[Extracted data entries]
* START *

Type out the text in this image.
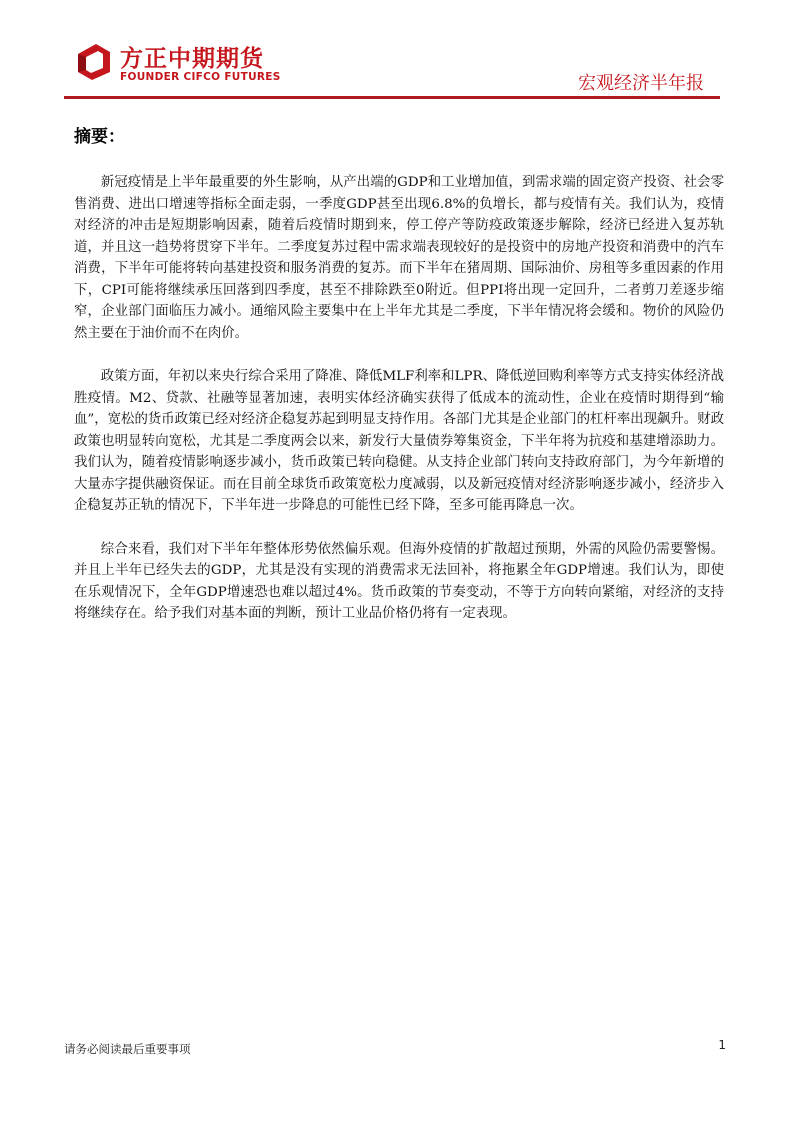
方正中期期货
FOUNDER CIFCO FUTURES	宏观经济半年报
摘要：

新冠疫情是上半年最重要的外生影响，从产出端的GDP和工业增加值，到需求端的固定资产投资、社会零售消费、进出口增速等指标全面走弱，一季度GDP甚至出现6.8%的负增长，都与疫情有关。我们认为，疫情对经济的冲击是短期影响因素，随着后疫情时期到来，停工停产等防疫政策逐步解除，经济已经进入复苏轨道，并且这一趋势将贯穿下半年。二季度复苏过程中需求端表现较好的是投资中的房地产投资和消费中的汽车消费，下半年可能将转向基建投资和服务消费的复苏。而下半年在猪周期、国际油价、房租等多重因素的作用下，CPI可能将继续承压回落到四季度，甚至不排除跌至0附近。但PPI将出现一定回升，二者剪刀差逐步缩窄，企业部门面临压力减小。通缩风险主要集中在上半年尤其是二季度，下半年情况将会缓和。物价的风险仍然主要在于油价而不在肉价。

政策方面，年初以来央行综合采用了降准、降低MLF利率和LPR、降低逆回购利率等方式支持实体经济战胜疫情。M2、贷款、社融等显著加速，表明实体经济确实获得了低成本的流动性，企业在疫情时期得到“输血”，宽松的货币政策已经对经济企稳复苏起到明显支持作用。各部门尤其是企业部门的杠杆率出现飙升。财政政策也明显转向宽松，尤其是二季度两会以来，新发行大量债券筹集资金，下半年将为抗疫和基建增添助力。我们认为，随着疫情影响逐步减小，货币政策已转向稳健。从支持企业部门转向支持政府部门，为今年新增的大量赤字提供融资保证。而在目前全球货币政策宽松力度减弱，以及新冠疫情对经济影响逐步减小，经济步入企稳复苏正轨的情况下，下半年进一步降息的可能性已经下降，至多可能再降息一次。

综合来看，我们对下半年年整体形势依然偏乐观。但海外疫情的扩散超过预期，外需的风险仍需要警惕。并且上半年已经失去的GDP，尤其是没有实现的消费需求无法回补，将拖累全年GDP增速。我们认为，即使在乐观情况下，全年GDP增速恐也难以超过4%。货币政策的节奏变动，不等于方向转向紧缩，对经济的支持将继续存在。给予我们对基本面的判断，预计工业品价格仍将有一定表现。

请务必阅读最后重要事项	1
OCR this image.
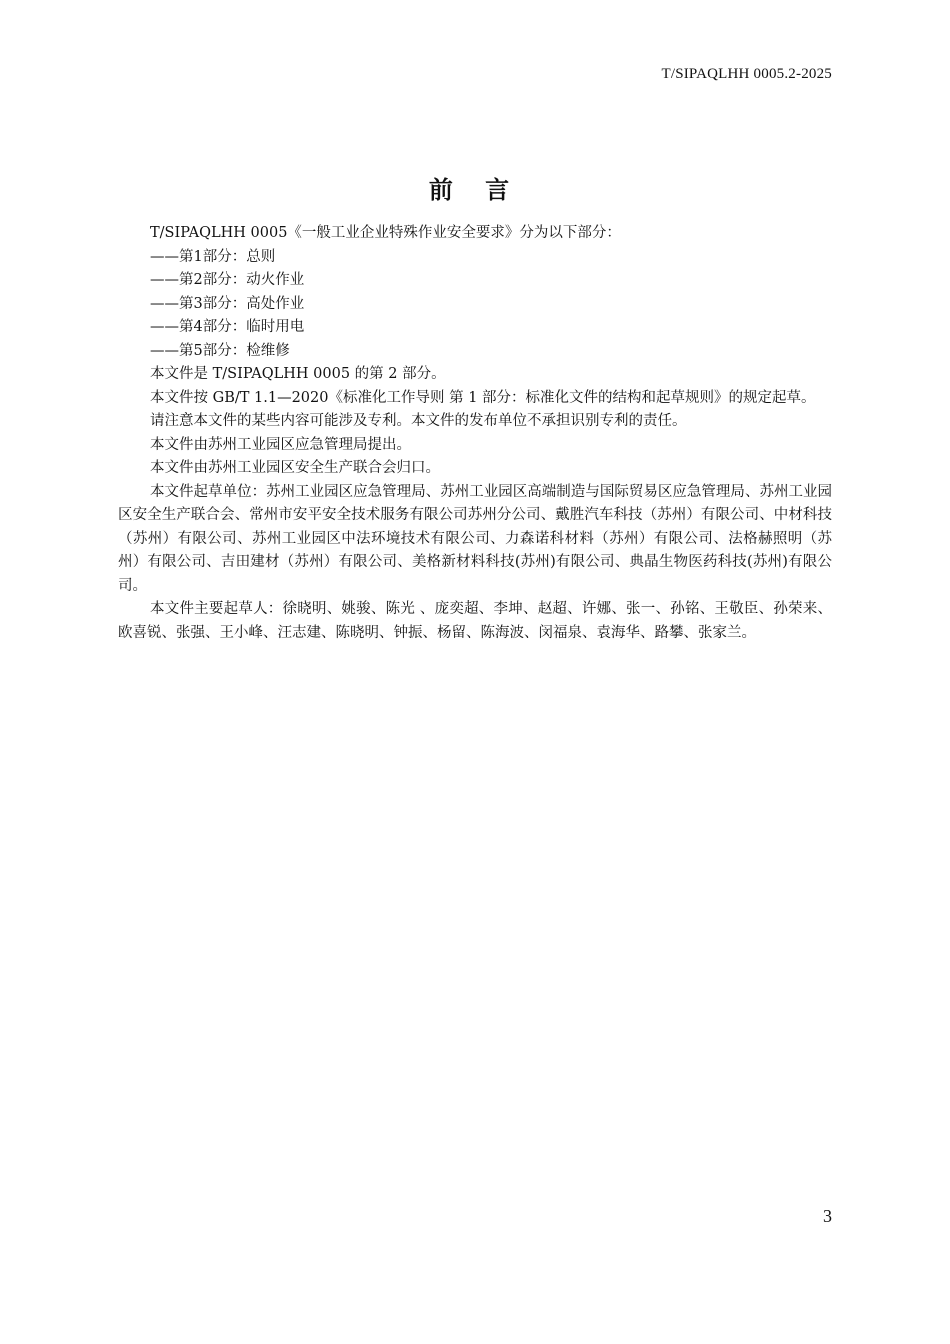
T/SIPAQLHH 0005.2-2025
前 言
T/SIPAQLHH 0005《一般工业企业特殊作业安全要求》分为以下部分：
——第1部分：总则
——第2部分：动火作业
——第3部分：高处作业
——第4部分：临时用电
——第5部分：检维修
本文件是 T/SIPAQLHH 0005 的第 2 部分。
本文件按 GB/T 1.1—2020《标准化工作导则 第 1 部分：标准化文件的结构和起草规则》的规定起草。
请注意本文件的某些内容可能涉及专利。本文件的发布单位不承担识别专利的责任。
本文件由苏州工业园区应急管理局提出。
本文件由苏州工业园区安全生产联合会归口。
本文件起草单位：苏州工业园区应急管理局、苏州工业园区高端制造与国际贸易区应急管理局、苏州工业园区安全生产联合会、常州市安平安全技术服务有限公司苏州分公司、戴胜汽车科技（苏州）有限公司、中材科技（苏州）有限公司、苏州工业园区中法环境技术有限公司、力森诺科材料（苏州）有限公司、法格赫照明（苏州）有限公司、吉田建材（苏州）有限公司、美格新材料科技(苏州)有限公司、典晶生物医药科技(苏州)有限公司。
本文件主要起草人：徐晓明、姚骏、陈光 、庞奕超、李坤、赵超、许娜、张一、孙铭、王敬臣、孙荣来、欧喜锐、张强、王小峰、汪志建、陈晓明、钟振、杨留、陈海波、闵福泉、袁海华、路攀、张家兰。
3
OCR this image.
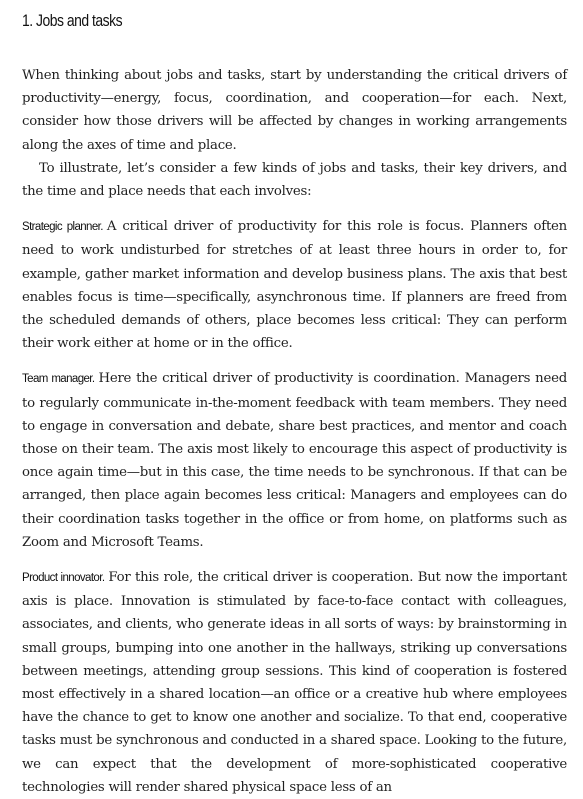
1. Jobs and tasks

When thinking about jobs and tasks, start by understanding the critical drivers of productivity—energy, focus, coordination, and cooperation—for each. Next, consider how those drivers will be affected by changes in working arrangements along the axes of time and place.

To illustrate, let’s consider a few kinds of jobs and tasks, their key drivers, and the time and place needs that each involves:

Strategic planner. A critical driver of productivity for this role is focus. Planners often need to work undisturbed for stretches of at least three hours in order to, for example, gather market information and develop business plans. The axis that best enables focus is time—specifically, asynchronous time. If planners are freed from the scheduled demands of others, place becomes less critical: They can perform their work either at home or in the office.

Team manager. Here the critical driver of productivity is coordination. Managers need to regularly communicate in-the-moment feedback with team members. They need to engage in conversation and debate, share best practices, and mentor and coach those on their team. The axis most likely to encourage this aspect of productivity is once again time—but in this case, the time needs to be synchronous. If that can be arranged, then place again becomes less critical: Managers and employees can do their coordination tasks together in the office or from home, on platforms such as Zoom and Microsoft Teams.

Product innovator. For this role, the critical driver is cooperation. But now the important axis is place. Innovation is stimulated by face-to-face contact with colleagues, associates, and clients, who generate ideas in all sorts of ways: by brainstorming in small groups, bumping into one another in the hallways, striking up conversations between meetings, attending group sessions. This kind of cooperation is fostered most effectively in a shared location—an office or a creative hub where employees have the chance to get to know one another and socialize. To that end, cooperative tasks must be synchronous and conducted in a shared space. Looking to the future, we can expect that the development of more-sophisticated cooperative technologies will render shared physical space less of an
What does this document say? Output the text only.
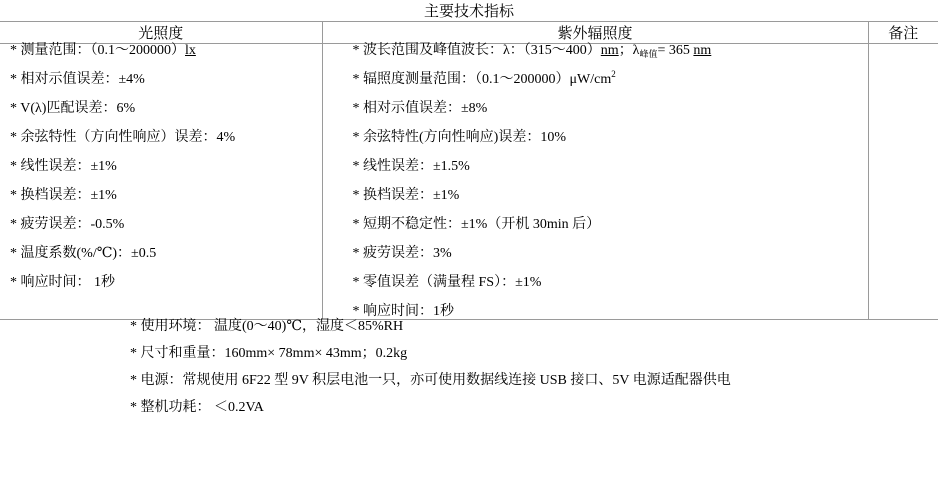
主要技术指标		
光照度	紫外辐照度	备注

* 测量范围：（0.1～200000）lx
* 相对示值误差：±4%
* V(λ)匹配误差：6%
* 余弦特性（方向性响应）误差：4%
* 线性误差：±1%
* 换档误差：±1%
* 疲劳误差：-0.5%
* 温度系数(%/℃)：±0.5
* 响应时间： 1秒

* 波长范围及峰值波长：λ：（315～400）nm；$\lambda_{峰值}= 365$ nm
* 辐照度测量范围：$(0.1\sim 200000)\mu W/cm^2$
* 相对示值误差：±8%
* 余弦特性(方向性响应)误差：10%
* 线性误差：±1.5%
* 换档误差：±1%
* 短期不稳定性：±1%（开机 30min 后）
* 疲劳误差：3%
* 零值误差（满量程 FS）：±1%
* 响应时间：1秒

* 使用环境： 温度(0～40)℃，湿度＜85%RH
* 尺寸和重量：160mm× 78mm× 43mm；0.2kg
* 电源：常规使用 6F22 型 9V 积层电池一只，亦可使用数据线连接 USB 接口、5V 电源适配器供电
* 整机功耗： ＜0.2VA
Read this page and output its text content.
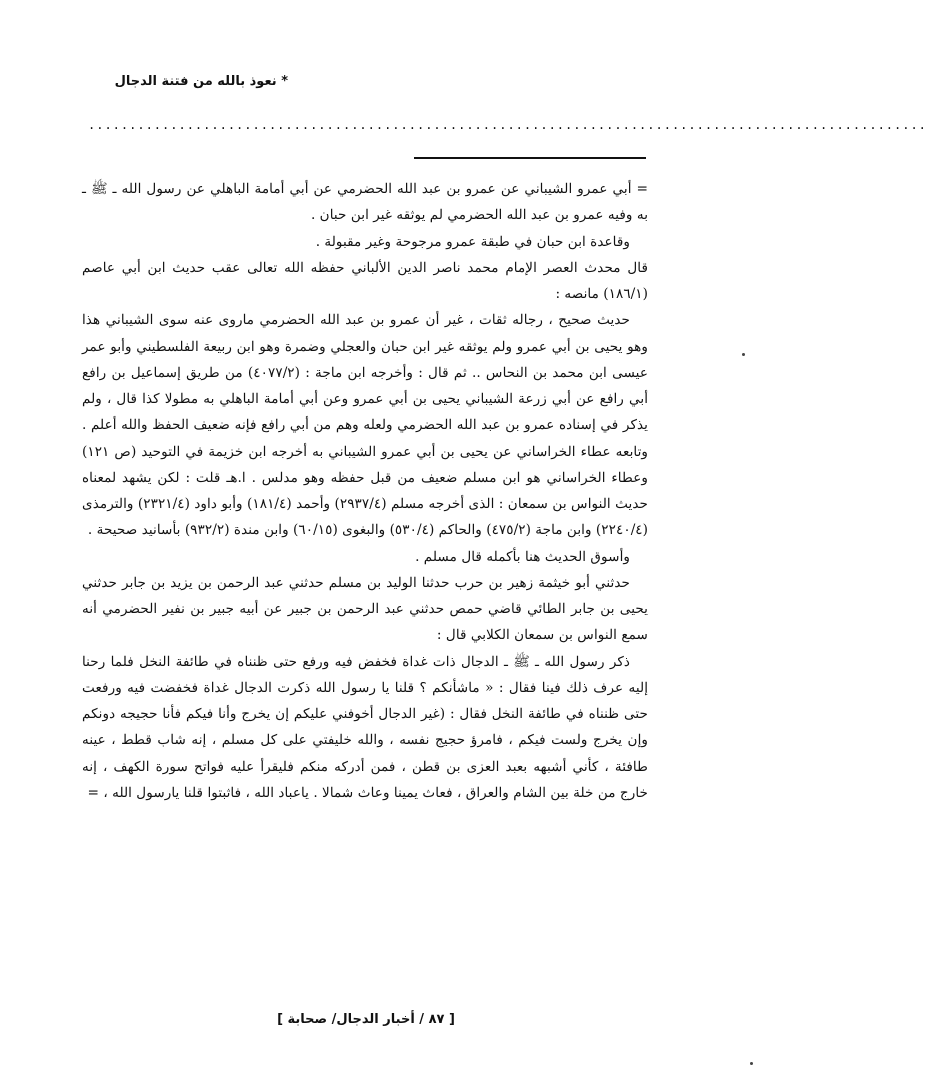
* نعوذ بالله من فتنة الدجال
......................................................................................................

= أبي عمرو الشيباني عن عمرو بن عبد الله الحضرمي عن أبي أمامة الباهلي عن رسول الله ـ ﷺ ـ به وفيه عمرو بن عبد الله الحضرمي لم يوثقه غير ابن حبان .

وقاعدة ابن حبان في طبقة عمرو مرجوحة وغير مقبولة .

قال محدث العصر الإمام محمد ناصر الدين الألباني حفظه الله تعالى عقب حديث ابن أبي عاصم (١٨٦/١) مانصه :

حديث صحيح ، رجاله ثقات ، غير أن عمرو بن عبد الله الحضرمي ماروى عنه سوى الشيباني هذا وهو يحيى بن أبي عمرو ولم يوثقه غير ابن حبان والعجلي وضمرة وهو ابن ربيعة الفلسطيني وأبو عمر عيسى ابن محمد بن النحاس .. ثم قال : وأخرجه ابن ماجة : (٤٠٧٧/٢) من طريق إسماعيل بن رافع أبي رافع عن أبي زرعة الشيباني يحيى بن أبي عمرو وعن أبي أمامة الباهلي به مطولا كذا قال ، ولم يذكر في إسناده عمرو بن عبد الله الحضرمي ولعله وهم من أبي رافع فإنه ضعيف الحفظ والله أعلم . وتابعه عطاء الخراساني عن يحيى بن أبي عمرو الشيباني به أخرجه ابن خزيمة في التوحيد (ص ١٢١) وعطاء الخراساني هو ابن مسلم ضعيف من قبل حفظه وهو مدلس . ا.هـ قلت : لكن يشهد لمعناه حديث النواس بن سمعان : الذى أخرجه مسلم (٢٩٣٧/٤) وأحمد (١٨١/٤) وأبو داود (٢٣٢١/٤) والترمذى (٢٢٤٠/٤) وابن ماجة (٤٧٥/٢) والحاكم (٥٣٠/٤) والبغوى (٦٠/١٥) وابن مندة (٩٣٢/٢) بأسانيد صحيحة .

وأسوق الحديث هنا بأكمله قال مسلم .

حدثني أبو خيثمة زهير بن حرب حدثنا الوليد بن مسلم حدثني عبد الرحمن بن يزيد بن جابر حدثني يحيى بن جابر الطائي قاضي حمص حدثني عبد الرحمن بن جبير عن أبيه جبير بن نفير الحضرمي أنه سمع النواس بن سمعان الكلابي قال :

ذكر رسول الله ـ ﷺ ـ الدجال ذات غداة فخفض فيه ورفع حتى ظنناه في طائفة النخل فلما رحنا إليه عرف ذلك فينا فقال : « ماشأنكم ؟ قلنا يا رسول الله ذكرت الدجال غداة فخفضت فيه ورفعت حتى ظنناه في طائفة النخل فقال : (غير الدجال أخوفني عليكم إن يخرج وأنا فيكم فأنا حجيجه دونكم وإن يخرج ولست فيكم ، فامرؤ حجيج نفسه ، والله خليفتي على كل مسلم ، إنه شاب قطط ، عينه طافئة ، كأني أشبهه بعبد العزى بن قطن ، فمن أدركه منكم فليقرأ عليه فواتح سورة الكهف ، إنه خارج من خلة بين الشام والعراق ، فعاث يمينا وعاث شمالا . ياعباد الله ، فاثبتوا قلنا يارسول الله ، =

[ ٨٧ / أخبار الدجال/ صحابة ]
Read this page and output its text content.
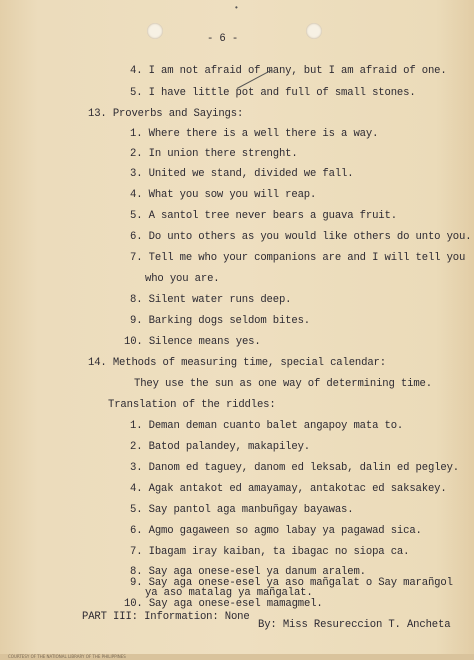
•
- 6 -
4. I am not afraid of many, but I am afraid of one.
5. I have little pot and full of small stones.
13. Proverbs and Sayings:
1. Where there is a well there is a way.
2. In union there strenght.
3. United we stand, divided we fall.
4. What you sow you will reap.
5. A santol tree never bears a guava fruit.
6. Do unto others as you would like others do unto you.
7. Tell me who your companions are and I will tell you
who you are.
8. Silent water runs deep.
9. Barking dogs seldom bites.
10. Silence means yes.
14. Methods of measuring time, special calendar:
They use the sun as one way of determining time.
Translation of the riddles:
1. Deman deman cuanto balet angapoy mata to.
2. Batod palandey, makapiley.
3. Danom ed taguey, danom ed leksab, dalin ed pegley.
4. Agak antakot ed amayamay, antakotac ed saksakey.
5. Say pantol aga manbuñgay bayawas.
6. Agmo gagaween so agmo labay ya pagawad sica.
7. Ibagam iray kaiban, ta ibagac no siopa ca.
8. Say aga onese-esel ya danum aralem.
9. Say aga onese-esel ya aso mañgalat o Say marañgol
ya aso matalag ya mañgalat.
10. Say aga onese-esel mamagmel.
PART III: Information: None
By: Miss Resureccion T. Ancheta
COURTESY OF THE NATIONAL LIBRARY OF THE PHILIPPINES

* END *

— Stated exercise —
Look through the entries above and list every line containing "text".

— Complete response —
Type out the text in this image.
What does this document say? Output the text only.
Read this page and output its text content.
Read this page and output its text content.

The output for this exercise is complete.